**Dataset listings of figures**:
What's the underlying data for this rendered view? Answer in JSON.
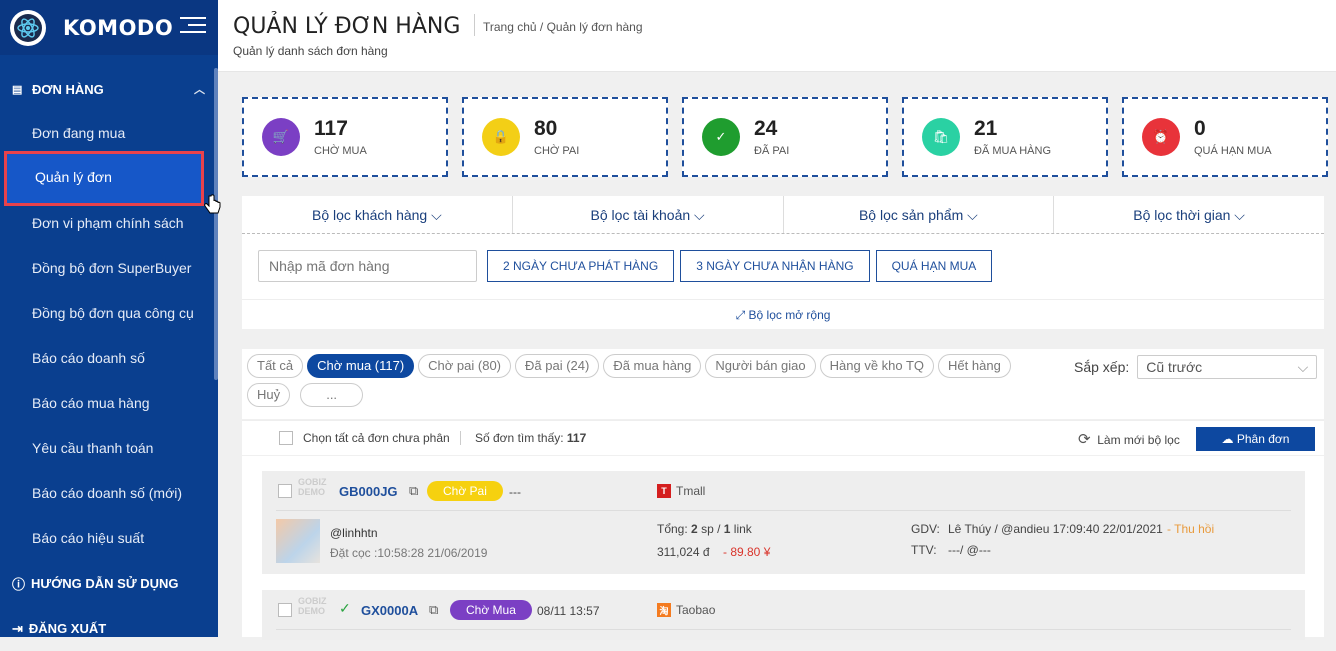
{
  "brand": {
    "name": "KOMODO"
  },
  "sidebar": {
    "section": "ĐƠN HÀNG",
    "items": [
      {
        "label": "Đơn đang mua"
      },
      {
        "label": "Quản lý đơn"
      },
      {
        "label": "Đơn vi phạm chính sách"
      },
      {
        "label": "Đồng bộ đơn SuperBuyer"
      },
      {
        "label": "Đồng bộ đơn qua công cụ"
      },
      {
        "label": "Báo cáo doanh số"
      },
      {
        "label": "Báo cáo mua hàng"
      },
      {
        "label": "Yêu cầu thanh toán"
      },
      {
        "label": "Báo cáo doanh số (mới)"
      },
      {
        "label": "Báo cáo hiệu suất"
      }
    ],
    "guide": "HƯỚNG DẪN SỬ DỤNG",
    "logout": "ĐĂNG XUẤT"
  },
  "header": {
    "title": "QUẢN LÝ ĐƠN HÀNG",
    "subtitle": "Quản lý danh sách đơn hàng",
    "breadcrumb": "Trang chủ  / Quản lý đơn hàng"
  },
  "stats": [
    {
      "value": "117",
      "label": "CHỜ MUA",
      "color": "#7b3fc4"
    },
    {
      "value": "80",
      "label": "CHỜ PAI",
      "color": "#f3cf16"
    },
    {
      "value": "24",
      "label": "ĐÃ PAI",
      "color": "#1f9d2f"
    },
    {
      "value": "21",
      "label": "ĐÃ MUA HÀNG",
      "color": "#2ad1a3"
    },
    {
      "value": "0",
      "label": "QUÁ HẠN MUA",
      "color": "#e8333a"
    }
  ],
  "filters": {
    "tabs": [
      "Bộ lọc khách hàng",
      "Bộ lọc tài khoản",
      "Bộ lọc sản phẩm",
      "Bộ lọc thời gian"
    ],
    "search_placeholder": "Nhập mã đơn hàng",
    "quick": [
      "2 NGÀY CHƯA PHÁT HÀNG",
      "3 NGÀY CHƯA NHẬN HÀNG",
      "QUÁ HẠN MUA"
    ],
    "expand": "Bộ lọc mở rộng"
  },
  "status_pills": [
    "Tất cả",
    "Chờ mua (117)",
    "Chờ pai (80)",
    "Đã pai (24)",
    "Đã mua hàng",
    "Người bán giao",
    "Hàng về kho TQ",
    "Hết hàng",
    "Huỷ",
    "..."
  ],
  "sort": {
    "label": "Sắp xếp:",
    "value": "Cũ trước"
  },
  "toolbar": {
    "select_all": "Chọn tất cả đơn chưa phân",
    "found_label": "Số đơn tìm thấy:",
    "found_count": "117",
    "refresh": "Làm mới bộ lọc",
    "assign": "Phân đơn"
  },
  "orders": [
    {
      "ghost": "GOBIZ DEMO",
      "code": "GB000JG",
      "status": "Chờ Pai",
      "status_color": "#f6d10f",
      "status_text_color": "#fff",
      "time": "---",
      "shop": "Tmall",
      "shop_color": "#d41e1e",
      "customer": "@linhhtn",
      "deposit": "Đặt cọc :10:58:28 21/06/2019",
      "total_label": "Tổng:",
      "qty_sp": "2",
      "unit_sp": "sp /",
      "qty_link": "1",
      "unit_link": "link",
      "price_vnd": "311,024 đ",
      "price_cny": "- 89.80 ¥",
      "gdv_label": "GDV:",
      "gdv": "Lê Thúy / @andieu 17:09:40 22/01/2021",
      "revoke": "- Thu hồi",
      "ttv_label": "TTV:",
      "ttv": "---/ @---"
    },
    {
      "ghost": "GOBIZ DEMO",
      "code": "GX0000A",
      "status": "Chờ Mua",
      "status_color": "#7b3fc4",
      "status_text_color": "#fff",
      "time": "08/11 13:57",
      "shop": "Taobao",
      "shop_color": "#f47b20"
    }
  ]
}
* * *
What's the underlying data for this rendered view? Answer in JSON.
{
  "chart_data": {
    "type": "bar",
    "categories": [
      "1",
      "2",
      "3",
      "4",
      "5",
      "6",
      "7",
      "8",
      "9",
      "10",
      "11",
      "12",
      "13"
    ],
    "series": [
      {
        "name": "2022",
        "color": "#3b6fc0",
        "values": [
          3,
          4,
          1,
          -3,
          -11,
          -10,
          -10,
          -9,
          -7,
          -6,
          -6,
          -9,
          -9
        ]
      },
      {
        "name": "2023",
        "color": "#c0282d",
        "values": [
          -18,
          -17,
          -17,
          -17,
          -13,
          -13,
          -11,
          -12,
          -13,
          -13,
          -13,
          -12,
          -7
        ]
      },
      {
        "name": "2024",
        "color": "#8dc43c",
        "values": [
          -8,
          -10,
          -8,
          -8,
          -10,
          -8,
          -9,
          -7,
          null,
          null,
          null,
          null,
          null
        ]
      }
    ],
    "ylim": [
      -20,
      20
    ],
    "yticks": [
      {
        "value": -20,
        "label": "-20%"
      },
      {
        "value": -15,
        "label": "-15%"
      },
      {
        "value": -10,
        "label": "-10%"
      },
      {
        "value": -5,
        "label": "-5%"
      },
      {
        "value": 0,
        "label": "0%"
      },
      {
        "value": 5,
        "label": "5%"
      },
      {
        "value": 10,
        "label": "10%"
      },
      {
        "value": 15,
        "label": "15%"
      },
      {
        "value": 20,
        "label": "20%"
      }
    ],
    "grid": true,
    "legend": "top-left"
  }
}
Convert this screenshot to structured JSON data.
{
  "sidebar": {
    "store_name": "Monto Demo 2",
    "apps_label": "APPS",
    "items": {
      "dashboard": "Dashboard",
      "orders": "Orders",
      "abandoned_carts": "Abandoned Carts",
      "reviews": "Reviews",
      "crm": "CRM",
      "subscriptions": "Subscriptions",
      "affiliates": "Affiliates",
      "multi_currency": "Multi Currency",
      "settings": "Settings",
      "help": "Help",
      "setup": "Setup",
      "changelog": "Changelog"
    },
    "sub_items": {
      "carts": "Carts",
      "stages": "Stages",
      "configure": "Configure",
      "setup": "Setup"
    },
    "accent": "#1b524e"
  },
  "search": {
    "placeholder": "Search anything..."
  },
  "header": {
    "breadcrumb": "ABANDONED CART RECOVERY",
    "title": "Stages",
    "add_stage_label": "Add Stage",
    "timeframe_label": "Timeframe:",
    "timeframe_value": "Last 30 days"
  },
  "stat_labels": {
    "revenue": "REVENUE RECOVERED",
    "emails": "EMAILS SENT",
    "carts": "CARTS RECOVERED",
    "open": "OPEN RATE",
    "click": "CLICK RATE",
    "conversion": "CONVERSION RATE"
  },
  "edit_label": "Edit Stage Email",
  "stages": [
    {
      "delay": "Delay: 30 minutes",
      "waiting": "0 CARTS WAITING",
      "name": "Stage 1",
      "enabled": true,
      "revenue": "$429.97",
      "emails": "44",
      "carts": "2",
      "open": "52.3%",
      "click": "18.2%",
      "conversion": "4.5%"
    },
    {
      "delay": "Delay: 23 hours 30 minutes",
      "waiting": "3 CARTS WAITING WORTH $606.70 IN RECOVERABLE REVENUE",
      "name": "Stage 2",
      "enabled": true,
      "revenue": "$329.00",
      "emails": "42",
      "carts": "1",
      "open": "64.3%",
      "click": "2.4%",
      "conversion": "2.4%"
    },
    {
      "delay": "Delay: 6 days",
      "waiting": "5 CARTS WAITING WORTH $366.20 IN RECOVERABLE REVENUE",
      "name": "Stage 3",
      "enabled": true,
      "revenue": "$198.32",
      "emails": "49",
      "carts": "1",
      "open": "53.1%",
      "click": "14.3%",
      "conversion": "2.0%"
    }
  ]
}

**DO THIS**: Above are the records. Identify each line that contains the word "NGÀY".

**REPLY TO THE EXERCISE**:
      "2 NGÀY CHƯA PHÁT HÀNG",
      "3 NGÀY CHƯA NHẬN HÀNG",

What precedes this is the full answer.